**Given passage:**
■ ■ ■ ■ ■ ■ ■

From the very beginning of our using environmentally friendly diapers, we encountered resistance from friends and family. Why they felt the need to lay such strong words of critique on us, I am not sure — perhaps they were concerned that we would suffer unnecessarily if we used the environmentally friendly diapers. A few people even told us that they were certain that we would only last a short amount of time with the environmentally diapers before reverting to so-called normal diapers. That always rubbed us the wrong way — these normal diapers have only become the norm for maybe the last thirty years or so. Before that, cloth diapers were more normal.
We realized that we were spending upward of one hundred dollars every single month on diapers that were being flushed down the toilet and decided to give cloth inserts for our gDiapers. We found that the little amount of irritation that Chaim was having from the flushable inserts was entirely eliminated when we started using the cloth inserts. Moreover, the cost of using the cloth inserts was a little higher up front but as soon as we reached a desired number of inserts (about thirty-two) it became considerably cheaper to use them, wash them, and then dry them.
It was soon evident that the same cloth diapers that worked so well for us during the day were not as good at night as Chaim would wake up in the morning in pajamas that were wet, having been soaked from a diaper that just could not put up with a night time worth of wear. Elizabeth looked into the matter and found a few different companies that made overnight cloth diapers. They contained considerably more cloth than the day counterparts.
The most recent find was a more old-fashioned diaper that looks remarkably like a large piece of cloth that must be folded and fashioned in a particular way over the baby’s bottom and then tied together with a special plastic gripping hook set. The whole thing is then covered in a plastic cover that is rather attractive.

■ ■ ■ ■ ■ ■ ■

**Recorded information:**

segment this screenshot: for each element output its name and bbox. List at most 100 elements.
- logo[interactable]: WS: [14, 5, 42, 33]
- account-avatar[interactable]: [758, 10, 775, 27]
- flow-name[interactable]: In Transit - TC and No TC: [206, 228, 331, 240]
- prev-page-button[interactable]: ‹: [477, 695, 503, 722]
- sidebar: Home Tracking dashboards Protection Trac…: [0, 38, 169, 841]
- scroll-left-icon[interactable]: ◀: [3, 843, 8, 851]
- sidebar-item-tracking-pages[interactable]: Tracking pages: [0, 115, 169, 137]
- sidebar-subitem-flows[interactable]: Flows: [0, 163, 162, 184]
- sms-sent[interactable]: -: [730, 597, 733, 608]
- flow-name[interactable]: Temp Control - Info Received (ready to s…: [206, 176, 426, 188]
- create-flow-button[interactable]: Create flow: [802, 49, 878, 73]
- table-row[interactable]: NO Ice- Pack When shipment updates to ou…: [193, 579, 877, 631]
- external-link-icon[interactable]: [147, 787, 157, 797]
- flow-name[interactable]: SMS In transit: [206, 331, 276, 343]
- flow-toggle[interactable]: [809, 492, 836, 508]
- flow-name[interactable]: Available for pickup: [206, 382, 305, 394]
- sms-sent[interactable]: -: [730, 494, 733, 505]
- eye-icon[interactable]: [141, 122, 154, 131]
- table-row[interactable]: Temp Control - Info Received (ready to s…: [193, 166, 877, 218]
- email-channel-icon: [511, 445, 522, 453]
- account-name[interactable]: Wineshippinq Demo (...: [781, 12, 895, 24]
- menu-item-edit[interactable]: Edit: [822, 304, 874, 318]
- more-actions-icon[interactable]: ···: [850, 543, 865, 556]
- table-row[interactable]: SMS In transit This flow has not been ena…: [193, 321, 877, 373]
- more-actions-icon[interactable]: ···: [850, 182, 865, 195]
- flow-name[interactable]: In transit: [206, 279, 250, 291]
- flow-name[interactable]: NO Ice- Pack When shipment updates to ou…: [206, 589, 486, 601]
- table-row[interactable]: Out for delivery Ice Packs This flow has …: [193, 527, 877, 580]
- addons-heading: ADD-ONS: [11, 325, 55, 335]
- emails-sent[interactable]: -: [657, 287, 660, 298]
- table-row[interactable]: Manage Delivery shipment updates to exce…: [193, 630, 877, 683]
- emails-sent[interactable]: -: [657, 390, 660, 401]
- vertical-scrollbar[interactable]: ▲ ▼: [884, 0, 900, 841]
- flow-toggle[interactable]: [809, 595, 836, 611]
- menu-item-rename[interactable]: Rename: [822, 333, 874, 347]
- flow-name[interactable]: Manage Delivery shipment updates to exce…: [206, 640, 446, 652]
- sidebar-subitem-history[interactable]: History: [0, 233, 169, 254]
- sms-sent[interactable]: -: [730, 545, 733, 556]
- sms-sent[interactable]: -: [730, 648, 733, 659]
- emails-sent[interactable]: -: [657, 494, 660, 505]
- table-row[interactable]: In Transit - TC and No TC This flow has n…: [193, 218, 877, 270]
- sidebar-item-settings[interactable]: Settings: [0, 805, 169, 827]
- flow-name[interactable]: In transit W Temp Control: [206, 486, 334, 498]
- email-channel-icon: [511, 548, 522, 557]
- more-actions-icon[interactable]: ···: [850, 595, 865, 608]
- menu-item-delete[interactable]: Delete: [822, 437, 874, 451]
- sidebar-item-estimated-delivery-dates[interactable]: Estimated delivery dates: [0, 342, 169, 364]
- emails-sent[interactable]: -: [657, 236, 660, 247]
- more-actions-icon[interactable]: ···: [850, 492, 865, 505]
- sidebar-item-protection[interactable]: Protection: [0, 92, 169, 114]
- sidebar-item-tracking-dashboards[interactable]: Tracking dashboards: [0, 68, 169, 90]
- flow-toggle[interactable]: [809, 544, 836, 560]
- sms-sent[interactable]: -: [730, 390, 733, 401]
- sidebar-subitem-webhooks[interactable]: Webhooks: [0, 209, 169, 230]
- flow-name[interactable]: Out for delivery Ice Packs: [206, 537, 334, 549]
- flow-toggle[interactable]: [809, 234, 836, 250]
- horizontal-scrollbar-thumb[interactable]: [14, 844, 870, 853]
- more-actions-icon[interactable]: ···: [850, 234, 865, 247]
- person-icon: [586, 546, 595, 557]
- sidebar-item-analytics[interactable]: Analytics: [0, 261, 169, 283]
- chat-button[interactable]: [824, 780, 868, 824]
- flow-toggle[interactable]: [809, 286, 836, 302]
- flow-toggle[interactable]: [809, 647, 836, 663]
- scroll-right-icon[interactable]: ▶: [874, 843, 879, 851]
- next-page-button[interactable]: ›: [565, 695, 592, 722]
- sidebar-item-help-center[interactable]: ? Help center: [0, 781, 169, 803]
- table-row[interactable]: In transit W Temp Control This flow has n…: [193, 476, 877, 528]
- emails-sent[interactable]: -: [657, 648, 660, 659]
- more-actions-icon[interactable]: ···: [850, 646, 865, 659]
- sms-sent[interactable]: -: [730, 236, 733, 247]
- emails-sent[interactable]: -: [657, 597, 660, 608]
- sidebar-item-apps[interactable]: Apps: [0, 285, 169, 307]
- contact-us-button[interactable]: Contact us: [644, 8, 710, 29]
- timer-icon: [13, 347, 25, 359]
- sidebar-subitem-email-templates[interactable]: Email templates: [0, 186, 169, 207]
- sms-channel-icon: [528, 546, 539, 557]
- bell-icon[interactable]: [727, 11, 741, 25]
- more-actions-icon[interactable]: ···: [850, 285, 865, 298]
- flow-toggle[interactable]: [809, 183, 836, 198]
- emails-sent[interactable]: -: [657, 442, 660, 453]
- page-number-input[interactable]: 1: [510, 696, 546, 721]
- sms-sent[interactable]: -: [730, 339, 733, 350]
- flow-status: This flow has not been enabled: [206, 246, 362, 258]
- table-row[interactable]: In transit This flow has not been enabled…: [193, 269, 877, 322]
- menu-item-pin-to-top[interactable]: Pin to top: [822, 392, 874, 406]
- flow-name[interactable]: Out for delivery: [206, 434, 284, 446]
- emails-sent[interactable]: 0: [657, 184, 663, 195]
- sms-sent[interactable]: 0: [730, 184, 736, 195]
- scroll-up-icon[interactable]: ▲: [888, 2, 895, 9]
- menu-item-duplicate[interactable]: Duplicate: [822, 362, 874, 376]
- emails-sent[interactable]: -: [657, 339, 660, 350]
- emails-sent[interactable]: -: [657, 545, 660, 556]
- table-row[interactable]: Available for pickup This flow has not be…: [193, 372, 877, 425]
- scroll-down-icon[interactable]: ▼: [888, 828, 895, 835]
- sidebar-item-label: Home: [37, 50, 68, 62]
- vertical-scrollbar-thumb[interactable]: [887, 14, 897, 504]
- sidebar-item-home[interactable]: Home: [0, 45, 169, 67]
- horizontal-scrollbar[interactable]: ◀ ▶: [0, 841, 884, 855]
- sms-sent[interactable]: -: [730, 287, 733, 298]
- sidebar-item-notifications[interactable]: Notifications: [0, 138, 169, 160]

■ ■ ■ ■ ■ ■ ■

**Required work:**
**A.** Summarize the passage on cloth diapers in three sentences.
**B.** According to the passage on cloth diapers, how many cloth inserts did it take before using them became considerably cheaper?
The listing plays no part in this.

**Expected results:**
**A.** Friends and family criticized the choice of environmentally friendly diapers, and some predicted that the family would soon go back to so-called normal diapers. After spending more than one hundred dollars a month on flushable inserts, they switched to cloth inserts for their gDiapers, which ended Chaim's irritation and became considerably cheaper once they had about thirty-two inserts. Because the day diapers leaked overnight, Elizabeth found overnight cloth diapers with more cloth, and the latest find is an old-fashioned folded cloth diaper fastened with a plastic gripping hook set and covered with a plastic cover.

**B.** About thirty-two.